(Stored entries)

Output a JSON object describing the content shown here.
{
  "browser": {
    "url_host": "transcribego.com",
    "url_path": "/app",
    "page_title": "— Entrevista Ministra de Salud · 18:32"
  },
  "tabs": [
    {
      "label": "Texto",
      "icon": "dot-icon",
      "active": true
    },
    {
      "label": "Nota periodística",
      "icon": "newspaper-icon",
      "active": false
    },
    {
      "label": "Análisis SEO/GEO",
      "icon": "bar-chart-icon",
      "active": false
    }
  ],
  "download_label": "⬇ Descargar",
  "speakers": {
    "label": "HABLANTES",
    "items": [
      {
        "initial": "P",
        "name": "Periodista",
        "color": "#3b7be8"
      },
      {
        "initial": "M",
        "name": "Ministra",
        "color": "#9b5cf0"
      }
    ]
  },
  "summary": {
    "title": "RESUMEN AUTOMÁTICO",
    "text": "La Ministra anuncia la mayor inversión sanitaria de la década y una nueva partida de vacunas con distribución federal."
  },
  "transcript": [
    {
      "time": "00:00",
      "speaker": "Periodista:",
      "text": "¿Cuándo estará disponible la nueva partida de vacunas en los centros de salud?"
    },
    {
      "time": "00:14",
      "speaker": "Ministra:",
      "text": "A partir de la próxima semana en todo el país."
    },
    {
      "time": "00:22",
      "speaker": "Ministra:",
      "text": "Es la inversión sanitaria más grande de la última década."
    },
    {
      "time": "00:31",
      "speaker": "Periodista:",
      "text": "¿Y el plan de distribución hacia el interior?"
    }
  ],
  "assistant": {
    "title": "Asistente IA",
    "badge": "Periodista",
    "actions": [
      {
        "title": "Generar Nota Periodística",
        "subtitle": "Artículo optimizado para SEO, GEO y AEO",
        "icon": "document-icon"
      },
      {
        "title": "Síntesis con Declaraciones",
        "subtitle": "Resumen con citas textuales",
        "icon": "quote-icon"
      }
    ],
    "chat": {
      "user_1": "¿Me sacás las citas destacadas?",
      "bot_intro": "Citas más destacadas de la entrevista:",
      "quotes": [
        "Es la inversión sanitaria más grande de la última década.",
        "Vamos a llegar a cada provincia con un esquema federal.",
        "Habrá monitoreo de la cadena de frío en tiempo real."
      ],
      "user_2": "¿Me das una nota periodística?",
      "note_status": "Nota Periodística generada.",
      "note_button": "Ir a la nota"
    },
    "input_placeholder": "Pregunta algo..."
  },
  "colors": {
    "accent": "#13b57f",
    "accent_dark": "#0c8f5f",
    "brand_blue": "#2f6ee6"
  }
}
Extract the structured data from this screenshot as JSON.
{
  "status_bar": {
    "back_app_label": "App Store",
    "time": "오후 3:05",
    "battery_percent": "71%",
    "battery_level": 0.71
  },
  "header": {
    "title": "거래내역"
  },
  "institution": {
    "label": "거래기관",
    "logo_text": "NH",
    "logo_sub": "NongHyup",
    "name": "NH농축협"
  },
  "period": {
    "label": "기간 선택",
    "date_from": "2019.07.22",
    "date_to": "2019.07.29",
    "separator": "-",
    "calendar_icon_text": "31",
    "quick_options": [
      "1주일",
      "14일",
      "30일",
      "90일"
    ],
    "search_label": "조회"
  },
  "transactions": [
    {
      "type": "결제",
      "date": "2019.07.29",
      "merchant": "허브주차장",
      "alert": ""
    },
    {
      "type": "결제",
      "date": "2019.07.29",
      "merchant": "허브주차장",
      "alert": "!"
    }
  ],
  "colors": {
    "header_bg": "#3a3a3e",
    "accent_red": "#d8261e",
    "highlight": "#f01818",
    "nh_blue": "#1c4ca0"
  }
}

## What is expected
Each line of the material should be echoed exactly.

## The response
Output a JSON object describing the content shown here.
{
  "browser": {
    "url_host": "transcribego.com",
    "url_path": "/app",
    "page_title": "— Entrevista Ministra de Salud · 18:32"
  },
  "tabs": [
    {
      "label": "Texto",
      "icon": "dot-icon",
      "active": true
    },
    {
      "label": "Nota periodística",
      "icon": "newspaper-icon",
      "active": false
    },
    {
      "label": "Análisis SEO/GEO",
      "icon": "bar-chart-icon",
      "active": false
    }
  ],
  "download_label": "⬇ Descargar",
  "speakers": {
    "label": "HABLANTES",
    "items": [
      {
        "initial": "P",
        "name": "Periodista",
        "color": "#3b7be8"
      },
      {
        "initial": "M",
        "name": "Ministra",
        "color": "#9b5cf0"
      }
    ]
  },
  "summary": {
    "title": "RESUMEN AUTOMÁTICO",
    "text": "La Ministra anuncia la mayor inversión sanitaria de la década y una nueva partida de vacunas con distribución federal."
  },
  "transcript": [
    {
      "time": "00:00",
      "speaker": "Periodista:",
      "text": "¿Cuándo estará disponible la nueva partida de vacunas en los centros de salud?"
    },
    {
      "time": "00:14",
      "speaker": "Ministra:",
      "text": "A partir de la próxima semana en todo el país."
    },
    {
      "time": "00:22",
      "speaker": "Ministra:",
      "text": "Es la inversión sanitaria más grande de la última década."
    },
    {
      "time": "00:31",
      "speaker": "Periodista:",
      "text": "¿Y el plan de distribución hacia el interior?"
    }
  ],
  "assistant": {
    "title": "Asistente IA",
    "badge": "Periodista",
    "actions": [
      {
        "title": "Generar Nota Periodística",
        "subtitle": "Artículo optimizado para SEO, GEO y AEO",
        "icon": "document-icon"
      },
      {
        "title": "Síntesis con Declaraciones",
        "subtitle": "Resumen con citas textuales",
        "icon": "quote-icon"
      }
    ],
    "chat": {
      "user_1": "¿Me sacás las citas destacadas?",
      "bot_intro": "Citas más destacadas de la entrevista:",
      "quotes": [
        "Es la inversión sanitaria más grande de la última década.",
        "Vamos a llegar a cada provincia con un esquema federal.",
        "Habrá monitoreo de la cadena de frío en tiempo real."
      ],
      "user_2": "¿Me das una nota periodística?",
      "note_status": "Nota Periodística generada.",
      "note_button": "Ir a la nota"
    },
    "input_placeholder": "Pregunta algo..."
  },
  "colors": {
    "accent": "#13b57f",
    "accent_dark": "#0c8f5f",
    "brand_blue": "#2f6ee6"
  }
}
Extract the structured data from this screenshot as JSON.
{
  "status_bar": {
    "back_app_label": "App Store",
    "time": "오후 3:05",
    "battery_percent": "71%",
    "battery_level": 0.71
  },
  "header": {
    "title": "거래내역"
  },
  "institution": {
    "label": "거래기관",
    "logo_text": "NH",
    "logo_sub": "NongHyup",
    "name": "NH농축협"
  },
  "period": {
    "label": "기간 선택",
    "date_from": "2019.07.22",
    "date_to": "2019.07.29",
    "separator": "-",
    "calendar_icon_text": "31",
    "quick_options": [
      "1주일",
      "14일",
      "30일",
      "90일"
    ],
    "search_label": "조회"
  },
  "transactions": [
    {
      "type": "결제",
      "date": "2019.07.29",
      "merchant": "허브주차장",
      "alert": ""
    },
    {
      "type": "결제",
      "date": "2019.07.29",
      "merchant": "허브주차장",
      "alert": "!"
    }
  ],
  "colors": {
    "header_bg": "#3a3a3e",
    "accent_red": "#d8261e",
    "highlight": "#f01818",
    "nh_blue": "#1c4ca0"
  }
}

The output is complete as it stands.